What is expected:
Restate all of the data exactly.

>> BEGIN Record set

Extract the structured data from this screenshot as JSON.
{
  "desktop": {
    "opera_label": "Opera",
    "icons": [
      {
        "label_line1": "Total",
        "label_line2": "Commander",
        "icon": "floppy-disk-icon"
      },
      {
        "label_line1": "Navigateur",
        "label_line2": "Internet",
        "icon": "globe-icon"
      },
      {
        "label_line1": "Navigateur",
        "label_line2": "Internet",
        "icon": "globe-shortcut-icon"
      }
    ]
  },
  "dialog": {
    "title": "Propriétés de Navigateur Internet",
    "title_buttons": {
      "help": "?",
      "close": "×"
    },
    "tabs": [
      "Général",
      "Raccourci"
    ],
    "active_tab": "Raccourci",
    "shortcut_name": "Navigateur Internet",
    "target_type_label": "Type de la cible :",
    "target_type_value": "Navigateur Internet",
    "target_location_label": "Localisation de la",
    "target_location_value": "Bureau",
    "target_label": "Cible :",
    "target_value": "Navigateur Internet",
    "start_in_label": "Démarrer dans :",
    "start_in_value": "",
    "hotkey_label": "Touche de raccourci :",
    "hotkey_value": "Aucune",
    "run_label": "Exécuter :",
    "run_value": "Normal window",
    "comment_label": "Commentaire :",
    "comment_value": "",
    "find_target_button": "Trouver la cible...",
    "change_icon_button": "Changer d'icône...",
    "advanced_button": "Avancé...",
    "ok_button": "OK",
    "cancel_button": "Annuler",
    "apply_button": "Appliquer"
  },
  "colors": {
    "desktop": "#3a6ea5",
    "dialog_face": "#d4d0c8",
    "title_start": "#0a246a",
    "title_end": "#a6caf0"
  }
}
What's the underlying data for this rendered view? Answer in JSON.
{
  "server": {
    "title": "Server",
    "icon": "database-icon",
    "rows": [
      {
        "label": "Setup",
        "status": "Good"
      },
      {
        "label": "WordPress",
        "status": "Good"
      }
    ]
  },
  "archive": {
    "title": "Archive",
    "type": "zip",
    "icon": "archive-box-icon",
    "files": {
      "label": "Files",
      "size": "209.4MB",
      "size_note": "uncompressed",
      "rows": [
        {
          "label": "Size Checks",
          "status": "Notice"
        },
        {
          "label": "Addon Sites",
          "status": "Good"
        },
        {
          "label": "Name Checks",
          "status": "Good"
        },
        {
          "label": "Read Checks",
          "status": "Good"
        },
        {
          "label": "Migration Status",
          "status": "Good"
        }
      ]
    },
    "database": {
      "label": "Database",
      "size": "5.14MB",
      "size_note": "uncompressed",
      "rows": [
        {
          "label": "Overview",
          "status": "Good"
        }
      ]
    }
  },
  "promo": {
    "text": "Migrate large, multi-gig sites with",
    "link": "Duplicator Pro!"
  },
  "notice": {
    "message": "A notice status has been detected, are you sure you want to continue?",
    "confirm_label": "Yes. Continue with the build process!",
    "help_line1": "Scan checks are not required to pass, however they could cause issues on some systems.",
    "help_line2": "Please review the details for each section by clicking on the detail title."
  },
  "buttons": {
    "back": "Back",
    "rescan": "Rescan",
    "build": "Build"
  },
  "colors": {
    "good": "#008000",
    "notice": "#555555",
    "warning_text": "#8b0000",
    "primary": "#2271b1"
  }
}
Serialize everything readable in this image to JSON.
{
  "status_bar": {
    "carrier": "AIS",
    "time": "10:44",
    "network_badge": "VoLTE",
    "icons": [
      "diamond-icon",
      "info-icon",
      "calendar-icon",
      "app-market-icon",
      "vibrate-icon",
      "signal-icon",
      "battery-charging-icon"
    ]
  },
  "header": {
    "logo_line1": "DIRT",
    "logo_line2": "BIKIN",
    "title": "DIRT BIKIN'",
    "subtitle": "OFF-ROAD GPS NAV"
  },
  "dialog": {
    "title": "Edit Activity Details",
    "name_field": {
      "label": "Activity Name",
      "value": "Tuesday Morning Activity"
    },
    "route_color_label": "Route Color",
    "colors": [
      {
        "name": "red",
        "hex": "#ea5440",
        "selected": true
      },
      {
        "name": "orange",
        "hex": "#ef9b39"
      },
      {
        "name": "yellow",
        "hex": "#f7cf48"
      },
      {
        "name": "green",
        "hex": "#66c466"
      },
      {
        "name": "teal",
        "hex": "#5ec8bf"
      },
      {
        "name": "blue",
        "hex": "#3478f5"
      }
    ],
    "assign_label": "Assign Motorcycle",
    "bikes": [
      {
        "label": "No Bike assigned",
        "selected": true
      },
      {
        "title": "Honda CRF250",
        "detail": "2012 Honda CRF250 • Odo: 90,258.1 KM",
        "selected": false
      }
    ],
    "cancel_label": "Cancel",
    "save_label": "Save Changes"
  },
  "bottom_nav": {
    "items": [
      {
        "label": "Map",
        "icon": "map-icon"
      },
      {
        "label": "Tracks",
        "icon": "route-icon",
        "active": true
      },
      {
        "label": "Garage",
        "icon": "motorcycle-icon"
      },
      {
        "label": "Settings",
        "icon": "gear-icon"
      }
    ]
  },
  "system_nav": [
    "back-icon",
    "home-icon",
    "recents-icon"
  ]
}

>> END Record set

Response:
Extract the structured data from this screenshot as JSON.
{
  "desktop": {
    "opera_label": "Opera",
    "icons": [
      {
        "label_line1": "Total",
        "label_line2": "Commander",
        "icon": "floppy-disk-icon"
      },
      {
        "label_line1": "Navigateur",
        "label_line2": "Internet",
        "icon": "globe-icon"
      },
      {
        "label_line1": "Navigateur",
        "label_line2": "Internet",
        "icon": "globe-shortcut-icon"
      }
    ]
  },
  "dialog": {
    "title": "Propriétés de Navigateur Internet",
    "title_buttons": {
      "help": "?",
      "close": "×"
    },
    "tabs": [
      "Général",
      "Raccourci"
    ],
    "active_tab": "Raccourci",
    "shortcut_name": "Navigateur Internet",
    "target_type_label": "Type de la cible :",
    "target_type_value": "Navigateur Internet",
    "target_location_label": "Localisation de la",
    "target_location_value": "Bureau",
    "target_label": "Cible :",
    "target_value": "Navigateur Internet",
    "start_in_label": "Démarrer dans :",
    "start_in_value": "",
    "hotkey_label": "Touche de raccourci :",
    "hotkey_value": "Aucune",
    "run_label": "Exécuter :",
    "run_value": "Normal window",
    "comment_label": "Commentaire :",
    "comment_value": "",
    "find_target_button": "Trouver la cible...",
    "change_icon_button": "Changer d'icône...",
    "advanced_button": "Avancé...",
    "ok_button": "OK",
    "cancel_button": "Annuler",
    "apply_button": "Appliquer"
  },
  "colors": {
    "desktop": "#3a6ea5",
    "dialog_face": "#d4d0c8",
    "title_start": "#0a246a",
    "title_end": "#a6caf0"
  }
}
What's the underlying data for this rendered view? Answer in JSON.
{
  "server": {
    "title": "Server",
    "icon": "database-icon",
    "rows": [
      {
        "label": "Setup",
        "status": "Good"
      },
      {
        "label": "WordPress",
        "status": "Good"
      }
    ]
  },
  "archive": {
    "title": "Archive",
    "type": "zip",
    "icon": "archive-box-icon",
    "files": {
      "label": "Files",
      "size": "209.4MB",
      "size_note": "uncompressed",
      "rows": [
        {
          "label": "Size Checks",
          "status": "Notice"
        },
        {
          "label": "Addon Sites",
          "status": "Good"
        },
        {
          "label": "Name Checks",
          "status": "Good"
        },
        {
          "label": "Read Checks",
          "status": "Good"
        },
        {
          "label": "Migration Status",
          "status": "Good"
        }
      ]
    },
    "database": {
      "label": "Database",
      "size": "5.14MB",
      "size_note": "uncompressed",
      "rows": [
        {
          "label": "Overview",
          "status": "Good"
        }
      ]
    }
  },
  "promo": {
    "text": "Migrate large, multi-gig sites with",
    "link": "Duplicator Pro!"
  },
  "notice": {
    "message": "A notice status has been detected, are you sure you want to continue?",
    "confirm_label": "Yes. Continue with the build process!",
    "help_line1": "Scan checks are not required to pass, however they could cause issues on some systems.",
    "help_line2": "Please review the details for each section by clicking on the detail title."
  },
  "buttons": {
    "back": "Back",
    "rescan": "Rescan",
    "build": "Build"
  },
  "colors": {
    "good": "#008000",
    "notice": "#555555",
    "warning_text": "#8b0000",
    "primary": "#2271b1"
  }
}
Serialize everything readable in this image to JSON.
{
  "status_bar": {
    "carrier": "AIS",
    "time": "10:44",
    "network_badge": "VoLTE",
    "icons": [
      "diamond-icon",
      "info-icon",
      "calendar-icon",
      "app-market-icon",
      "vibrate-icon",
      "signal-icon",
      "battery-charging-icon"
    ]
  },
  "header": {
    "logo_line1": "DIRT",
    "logo_line2": "BIKIN",
    "title": "DIRT BIKIN'",
    "subtitle": "OFF-ROAD GPS NAV"
  },
  "dialog": {
    "title": "Edit Activity Details",
    "name_field": {
      "label": "Activity Name",
      "value": "Tuesday Morning Activity"
    },
    "route_color_label": "Route Color",
    "colors": [
      {
        "name": "red",
        "hex": "#ea5440",
        "selected": true
      },
      {
        "name": "orange",
        "hex": "#ef9b39"
      },
      {
        "name": "yellow",
        "hex": "#f7cf48"
      },
      {
        "name": "green",
        "hex": "#66c466"
      },
      {
        "name": "teal",
        "hex": "#5ec8bf"
      },
      {
        "name": "blue",
        "hex": "#3478f5"
      }
    ],
    "assign_label": "Assign Motorcycle",
    "bikes": [
      {
        "label": "No Bike assigned",
        "selected": true
      },
      {
        "title": "Honda CRF250",
        "detail": "2012 Honda CRF250 • Odo: 90,258.1 KM",
        "selected": false
      }
    ],
    "cancel_label": "Cancel",
    "save_label": "Save Changes"
  },
  "bottom_nav": {
    "items": [
      {
        "label": "Map",
        "icon": "map-icon"
      },
      {
        "label": "Tracks",
        "icon": "route-icon",
        "active": true
      },
      {
        "label": "Garage",
        "icon": "motorcycle-icon"
      },
      {
        "label": "Settings",
        "icon": "gear-icon"
      }
    ]
  },
  "system_nav": [
    "back-icon",
    "home-icon",
    "recents-icon"
  ]
}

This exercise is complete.